[Stored records]
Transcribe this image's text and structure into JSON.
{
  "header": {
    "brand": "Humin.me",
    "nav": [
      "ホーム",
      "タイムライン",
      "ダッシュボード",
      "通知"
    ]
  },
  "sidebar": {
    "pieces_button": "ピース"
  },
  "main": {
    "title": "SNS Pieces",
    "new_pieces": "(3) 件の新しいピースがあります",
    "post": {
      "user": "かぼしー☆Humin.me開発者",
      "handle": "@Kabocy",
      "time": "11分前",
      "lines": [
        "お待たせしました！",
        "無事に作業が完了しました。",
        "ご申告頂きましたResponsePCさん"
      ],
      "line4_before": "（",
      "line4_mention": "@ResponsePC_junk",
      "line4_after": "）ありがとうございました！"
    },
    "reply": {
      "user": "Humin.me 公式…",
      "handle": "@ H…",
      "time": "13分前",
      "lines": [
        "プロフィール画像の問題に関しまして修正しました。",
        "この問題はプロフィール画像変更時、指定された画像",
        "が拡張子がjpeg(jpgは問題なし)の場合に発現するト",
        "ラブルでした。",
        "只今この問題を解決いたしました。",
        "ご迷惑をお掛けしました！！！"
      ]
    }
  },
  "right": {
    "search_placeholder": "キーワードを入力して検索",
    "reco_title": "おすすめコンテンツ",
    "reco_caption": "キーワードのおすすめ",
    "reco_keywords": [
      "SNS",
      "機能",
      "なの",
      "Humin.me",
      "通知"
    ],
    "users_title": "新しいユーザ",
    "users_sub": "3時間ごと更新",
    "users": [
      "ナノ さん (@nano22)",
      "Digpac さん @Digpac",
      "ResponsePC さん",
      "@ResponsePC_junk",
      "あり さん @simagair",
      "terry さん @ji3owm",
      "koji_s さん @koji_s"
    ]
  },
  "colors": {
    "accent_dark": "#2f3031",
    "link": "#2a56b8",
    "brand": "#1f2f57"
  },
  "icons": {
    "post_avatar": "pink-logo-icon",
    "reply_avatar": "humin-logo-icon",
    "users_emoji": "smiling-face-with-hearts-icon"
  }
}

WRITTEN TASK
Please repeat the material above, word for word and in full.

REPLY TO THE EXERCISE
Transcribe this image's text and structure into JSON.
{
  "header": {
    "brand": "Humin.me",
    "nav": [
      "ホーム",
      "タイムライン",
      "ダッシュボード",
      "通知"
    ]
  },
  "sidebar": {
    "pieces_button": "ピース"
  },
  "main": {
    "title": "SNS Pieces",
    "new_pieces": "(3) 件の新しいピースがあります",
    "post": {
      "user": "かぼしー☆Humin.me開発者",
      "handle": "@Kabocy",
      "time": "11分前",
      "lines": [
        "お待たせしました！",
        "無事に作業が完了しました。",
        "ご申告頂きましたResponsePCさん"
      ],
      "line4_before": "（",
      "line4_mention": "@ResponsePC_junk",
      "line4_after": "）ありがとうございました！"
    },
    "reply": {
      "user": "Humin.me 公式…",
      "handle": "@ H…",
      "time": "13分前",
      "lines": [
        "プロフィール画像の問題に関しまして修正しました。",
        "この問題はプロフィール画像変更時、指定された画像",
        "が拡張子がjpeg(jpgは問題なし)の場合に発現するト",
        "ラブルでした。",
        "只今この問題を解決いたしました。",
        "ご迷惑をお掛けしました！！！"
      ]
    }
  },
  "right": {
    "search_placeholder": "キーワードを入力して検索",
    "reco_title": "おすすめコンテンツ",
    "reco_caption": "キーワードのおすすめ",
    "reco_keywords": [
      "SNS",
      "機能",
      "なの",
      "Humin.me",
      "通知"
    ],
    "users_title": "新しいユーザ",
    "users_sub": "3時間ごと更新",
    "users": [
      "ナノ さん (@nano22)",
      "Digpac さん @Digpac",
      "ResponsePC さん",
      "@ResponsePC_junk",
      "あり さん @simagair",
      "terry さん @ji3owm",
      "koji_s さん @koji_s"
    ]
  },
  "colors": {
    "accent_dark": "#2f3031",
    "link": "#2a56b8",
    "brand": "#1f2f57"
  },
  "icons": {
    "post_avatar": "pink-logo-icon",
    "reply_avatar": "humin-logo-icon",
    "users_emoji": "smiling-face-with-hearts-icon"
  }
}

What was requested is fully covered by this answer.